Copy out, from the entries below, each line holding the string "title".
═══ Items
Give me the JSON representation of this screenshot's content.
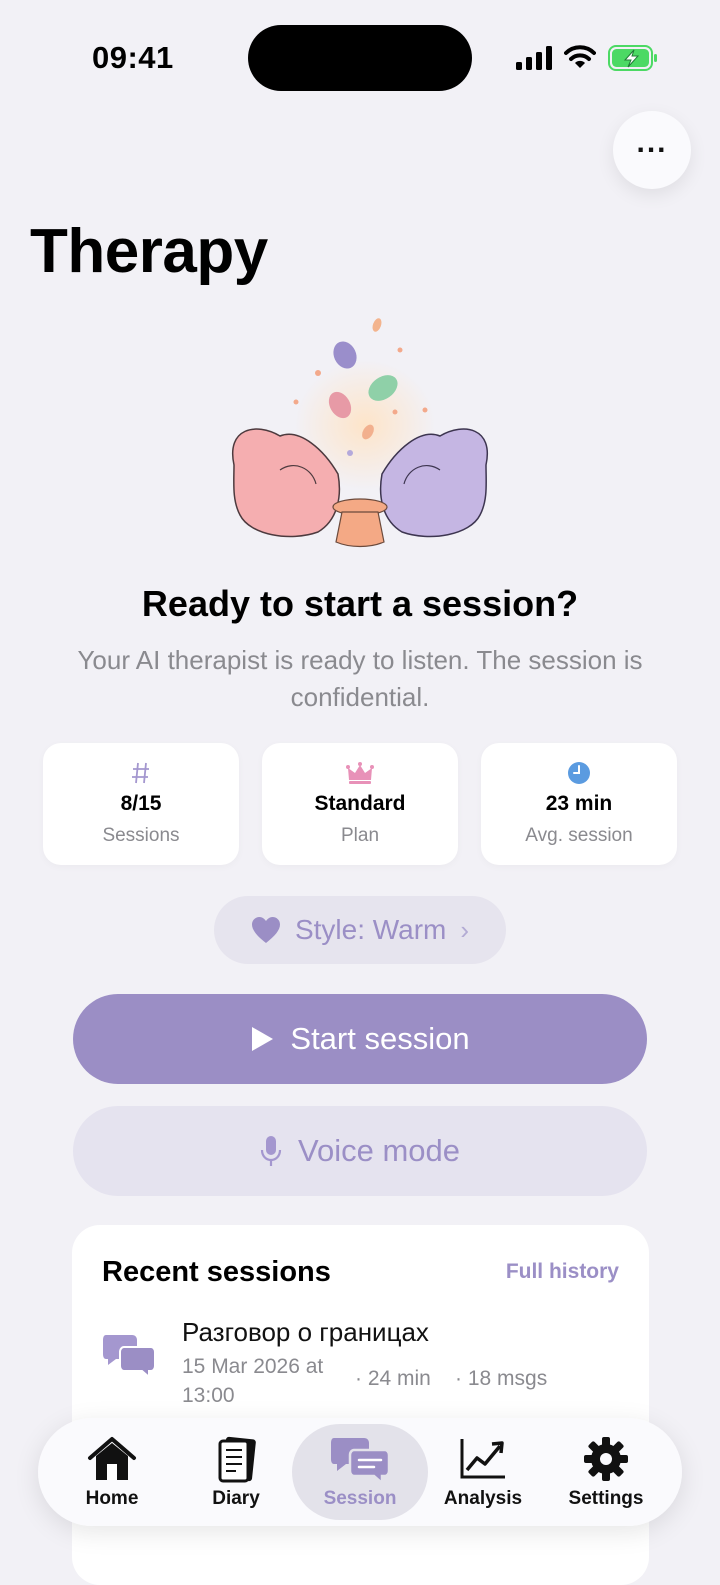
{
  "status_bar": {
    "time": "09:41"
  },
  "page": {
    "title": "Therapy"
  },
  "hero": {
    "heading": "Ready to start a session?",
    "subtext": "Your AI therapist is ready to listen. The session is confidential."
  },
  "stats": [
    {
      "icon": "hash-icon",
      "value": "8/15",
      "label": "Sessions"
    },
    {
      "icon": "crown-icon",
      "value": "Standard",
      "label": "Plan"
    },
    {
      "icon": "clock-icon",
      "value": "23 min",
      "label": "Avg. session"
    }
  ],
  "style_chip": {
    "label": "Style: Warm",
    "icon": "heart-icon"
  },
  "actions": {
    "start_label": "Start session",
    "voice_label": "Voice mode"
  },
  "recent": {
    "title": "Recent sessions",
    "full_history": "Full history",
    "sessions": [
      {
        "title": "Разговор о границах",
        "date": "15 Mar 2026 at 13:00",
        "duration": "· 24 min",
        "messages": "· 18 msgs"
      }
    ]
  },
  "tabs": [
    {
      "label": "Home",
      "icon": "home-icon"
    },
    {
      "label": "Diary",
      "icon": "notebook-icon"
    },
    {
      "label": "Session",
      "icon": "chat-bubbles-icon",
      "active": true
    },
    {
      "label": "Analysis",
      "icon": "chart-line-icon"
    },
    {
      "label": "Settings",
      "icon": "gear-icon"
    }
  ],
  "colors": {
    "accent": "#9b8ec5",
    "accent_soft": "#e5e3ef",
    "background": "#f2f1f6",
    "battery": "#4cd964"
  }
}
══════
Exercise solution:
    "title": "Therapy"
    "title": "Recent sessions",
        "title": "Разговор о границах",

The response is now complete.